(REQUIRED WORK): Reproduce all the entries exactly.

[Stored records]
-=-=-=-=-

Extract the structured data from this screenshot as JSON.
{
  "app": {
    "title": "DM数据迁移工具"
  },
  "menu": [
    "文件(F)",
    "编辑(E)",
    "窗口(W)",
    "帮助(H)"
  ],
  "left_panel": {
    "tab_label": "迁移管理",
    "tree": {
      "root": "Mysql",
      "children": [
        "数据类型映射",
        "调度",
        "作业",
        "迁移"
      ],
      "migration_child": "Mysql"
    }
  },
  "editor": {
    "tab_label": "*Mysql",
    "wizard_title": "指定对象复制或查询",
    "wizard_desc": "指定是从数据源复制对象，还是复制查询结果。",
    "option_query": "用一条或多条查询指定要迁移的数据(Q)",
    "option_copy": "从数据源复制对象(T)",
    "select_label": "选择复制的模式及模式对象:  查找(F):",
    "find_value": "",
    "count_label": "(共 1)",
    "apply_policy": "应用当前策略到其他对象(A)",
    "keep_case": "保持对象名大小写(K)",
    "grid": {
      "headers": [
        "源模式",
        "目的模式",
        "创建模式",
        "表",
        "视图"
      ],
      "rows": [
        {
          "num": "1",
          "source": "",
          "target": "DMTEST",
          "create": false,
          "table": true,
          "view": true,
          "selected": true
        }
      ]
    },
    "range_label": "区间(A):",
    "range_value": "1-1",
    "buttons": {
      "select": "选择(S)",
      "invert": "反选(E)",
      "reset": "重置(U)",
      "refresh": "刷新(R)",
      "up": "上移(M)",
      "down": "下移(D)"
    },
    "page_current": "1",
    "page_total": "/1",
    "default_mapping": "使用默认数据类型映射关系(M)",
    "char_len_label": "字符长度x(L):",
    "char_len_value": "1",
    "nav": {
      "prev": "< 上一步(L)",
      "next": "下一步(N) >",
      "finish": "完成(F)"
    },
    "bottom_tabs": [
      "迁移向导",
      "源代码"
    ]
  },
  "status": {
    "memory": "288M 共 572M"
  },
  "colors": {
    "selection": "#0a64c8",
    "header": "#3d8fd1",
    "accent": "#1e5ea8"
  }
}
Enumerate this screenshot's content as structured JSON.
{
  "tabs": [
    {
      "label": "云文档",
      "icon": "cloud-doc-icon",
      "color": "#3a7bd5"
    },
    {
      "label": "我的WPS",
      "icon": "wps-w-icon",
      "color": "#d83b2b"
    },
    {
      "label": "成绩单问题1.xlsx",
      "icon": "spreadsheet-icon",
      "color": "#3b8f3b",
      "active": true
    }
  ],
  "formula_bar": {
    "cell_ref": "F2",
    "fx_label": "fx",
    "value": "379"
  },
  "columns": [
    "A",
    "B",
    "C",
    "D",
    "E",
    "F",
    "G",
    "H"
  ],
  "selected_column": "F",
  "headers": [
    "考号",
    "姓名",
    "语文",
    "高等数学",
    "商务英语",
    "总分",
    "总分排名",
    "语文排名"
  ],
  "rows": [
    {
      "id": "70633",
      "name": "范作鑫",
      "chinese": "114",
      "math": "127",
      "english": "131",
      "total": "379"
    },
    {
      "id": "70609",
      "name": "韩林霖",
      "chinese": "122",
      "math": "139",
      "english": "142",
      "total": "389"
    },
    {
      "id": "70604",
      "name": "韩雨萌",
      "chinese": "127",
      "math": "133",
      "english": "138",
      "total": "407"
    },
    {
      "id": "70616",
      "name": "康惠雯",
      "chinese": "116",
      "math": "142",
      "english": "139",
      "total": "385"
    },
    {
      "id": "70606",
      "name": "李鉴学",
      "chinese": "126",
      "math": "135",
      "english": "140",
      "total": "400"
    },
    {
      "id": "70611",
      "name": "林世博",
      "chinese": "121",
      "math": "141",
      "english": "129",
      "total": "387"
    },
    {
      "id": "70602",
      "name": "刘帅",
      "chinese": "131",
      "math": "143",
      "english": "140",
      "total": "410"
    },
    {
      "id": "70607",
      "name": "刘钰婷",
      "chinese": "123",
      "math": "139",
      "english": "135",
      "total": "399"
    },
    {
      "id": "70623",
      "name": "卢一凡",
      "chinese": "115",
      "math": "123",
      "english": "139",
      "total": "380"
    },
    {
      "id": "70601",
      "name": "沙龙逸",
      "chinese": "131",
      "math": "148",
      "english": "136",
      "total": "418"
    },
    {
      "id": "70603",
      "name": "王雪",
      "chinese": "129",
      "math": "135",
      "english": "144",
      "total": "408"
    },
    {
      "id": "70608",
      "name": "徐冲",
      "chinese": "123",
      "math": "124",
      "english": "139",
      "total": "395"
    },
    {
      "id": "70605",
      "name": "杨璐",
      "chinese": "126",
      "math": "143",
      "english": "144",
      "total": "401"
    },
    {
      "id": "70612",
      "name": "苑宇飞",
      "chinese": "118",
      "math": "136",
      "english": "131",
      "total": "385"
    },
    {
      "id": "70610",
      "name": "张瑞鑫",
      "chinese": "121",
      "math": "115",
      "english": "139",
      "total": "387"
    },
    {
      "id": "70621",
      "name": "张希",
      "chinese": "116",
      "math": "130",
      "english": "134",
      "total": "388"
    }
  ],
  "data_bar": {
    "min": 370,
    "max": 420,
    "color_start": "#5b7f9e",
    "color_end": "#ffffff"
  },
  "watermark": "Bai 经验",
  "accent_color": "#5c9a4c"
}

-=-=-=-=-

(TASK RESULT):
Extract the structured data from this screenshot as JSON.
{
  "app": {
    "title": "DM数据迁移工具"
  },
  "menu": [
    "文件(F)",
    "编辑(E)",
    "窗口(W)",
    "帮助(H)"
  ],
  "left_panel": {
    "tab_label": "迁移管理",
    "tree": {
      "root": "Mysql",
      "children": [
        "数据类型映射",
        "调度",
        "作业",
        "迁移"
      ],
      "migration_child": "Mysql"
    }
  },
  "editor": {
    "tab_label": "*Mysql",
    "wizard_title": "指定对象复制或查询",
    "wizard_desc": "指定是从数据源复制对象，还是复制查询结果。",
    "option_query": "用一条或多条查询指定要迁移的数据(Q)",
    "option_copy": "从数据源复制对象(T)",
    "select_label": "选择复制的模式及模式对象:  查找(F):",
    "find_value": "",
    "count_label": "(共 1)",
    "apply_policy": "应用当前策略到其他对象(A)",
    "keep_case": "保持对象名大小写(K)",
    "grid": {
      "headers": [
        "源模式",
        "目的模式",
        "创建模式",
        "表",
        "视图"
      ],
      "rows": [
        {
          "num": "1",
          "source": "",
          "target": "DMTEST",
          "create": false,
          "table": true,
          "view": true,
          "selected": true
        }
      ]
    },
    "range_label": "区间(A):",
    "range_value": "1-1",
    "buttons": {
      "select": "选择(S)",
      "invert": "反选(E)",
      "reset": "重置(U)",
      "refresh": "刷新(R)",
      "up": "上移(M)",
      "down": "下移(D)"
    },
    "page_current": "1",
    "page_total": "/1",
    "default_mapping": "使用默认数据类型映射关系(M)",
    "char_len_label": "字符长度x(L):",
    "char_len_value": "1",
    "nav": {
      "prev": "< 上一步(L)",
      "next": "下一步(N) >",
      "finish": "完成(F)"
    },
    "bottom_tabs": [
      "迁移向导",
      "源代码"
    ]
  },
  "status": {
    "memory": "288M 共 572M"
  },
  "colors": {
    "selection": "#0a64c8",
    "header": "#3d8fd1",
    "accent": "#1e5ea8"
  }
}
Enumerate this screenshot's content as structured JSON.
{
  "tabs": [
    {
      "label": "云文档",
      "icon": "cloud-doc-icon",
      "color": "#3a7bd5"
    },
    {
      "label": "我的WPS",
      "icon": "wps-w-icon",
      "color": "#d83b2b"
    },
    {
      "label": "成绩单问题1.xlsx",
      "icon": "spreadsheet-icon",
      "color": "#3b8f3b",
      "active": true
    }
  ],
  "formula_bar": {
    "cell_ref": "F2",
    "fx_label": "fx",
    "value": "379"
  },
  "columns": [
    "A",
    "B",
    "C",
    "D",
    "E",
    "F",
    "G",
    "H"
  ],
  "selected_column": "F",
  "headers": [
    "考号",
    "姓名",
    "语文",
    "高等数学",
    "商务英语",
    "总分",
    "总分排名",
    "语文排名"
  ],
  "rows": [
    {
      "id": "70633",
      "name": "范作鑫",
      "chinese": "114",
      "math": "127",
      "english": "131",
      "total": "379"
    },
    {
      "id": "70609",
      "name": "韩林霖",
      "chinese": "122",
      "math": "139",
      "english": "142",
      "total": "389"
    },
    {
      "id": "70604",
      "name": "韩雨萌",
      "chinese": "127",
      "math": "133",
      "english": "138",
      "total": "407"
    },
    {
      "id": "70616",
      "name": "康惠雯",
      "chinese": "116",
      "math": "142",
      "english": "139",
      "total": "385"
    },
    {
      "id": "70606",
      "name": "李鉴学",
      "chinese": "126",
      "math": "135",
      "english": "140",
      "total": "400"
    },
    {
      "id": "70611",
      "name": "林世博",
      "chinese": "121",
      "math": "141",
      "english": "129",
      "total": "387"
    },
    {
      "id": "70602",
      "name": "刘帅",
      "chinese": "131",
      "math": "143",
      "english": "140",
      "total": "410"
    },
    {
      "id": "70607",
      "name": "刘钰婷",
      "chinese": "123",
      "math": "139",
      "english": "135",
      "total": "399"
    },
    {
      "id": "70623",
      "name": "卢一凡",
      "chinese": "115",
      "math": "123",
      "english": "139",
      "total": "380"
    },
    {
      "id": "70601",
      "name": "沙龙逸",
      "chinese": "131",
      "math": "148",
      "english": "136",
      "total": "418"
    },
    {
      "id": "70603",
      "name": "王雪",
      "chinese": "129",
      "math": "135",
      "english": "144",
      "total": "408"
    },
    {
      "id": "70608",
      "name": "徐冲",
      "chinese": "123",
      "math": "124",
      "english": "139",
      "total": "395"
    },
    {
      "id": "70605",
      "name": "杨璐",
      "chinese": "126",
      "math": "143",
      "english": "144",
      "total": "401"
    },
    {
      "id": "70612",
      "name": "苑宇飞",
      "chinese": "118",
      "math": "136",
      "english": "131",
      "total": "385"
    },
    {
      "id": "70610",
      "name": "张瑞鑫",
      "chinese": "121",
      "math": "115",
      "english": "139",
      "total": "387"
    },
    {
      "id": "70621",
      "name": "张希",
      "chinese": "116",
      "math": "130",
      "english": "134",
      "total": "388"
    }
  ],
  "data_bar": {
    "min": 370,
    "max": 420,
    "color_start": "#5b7f9e",
    "color_end": "#ffffff"
  },
  "watermark": "Bai 经验",
  "accent_color": "#5c9a4c"
}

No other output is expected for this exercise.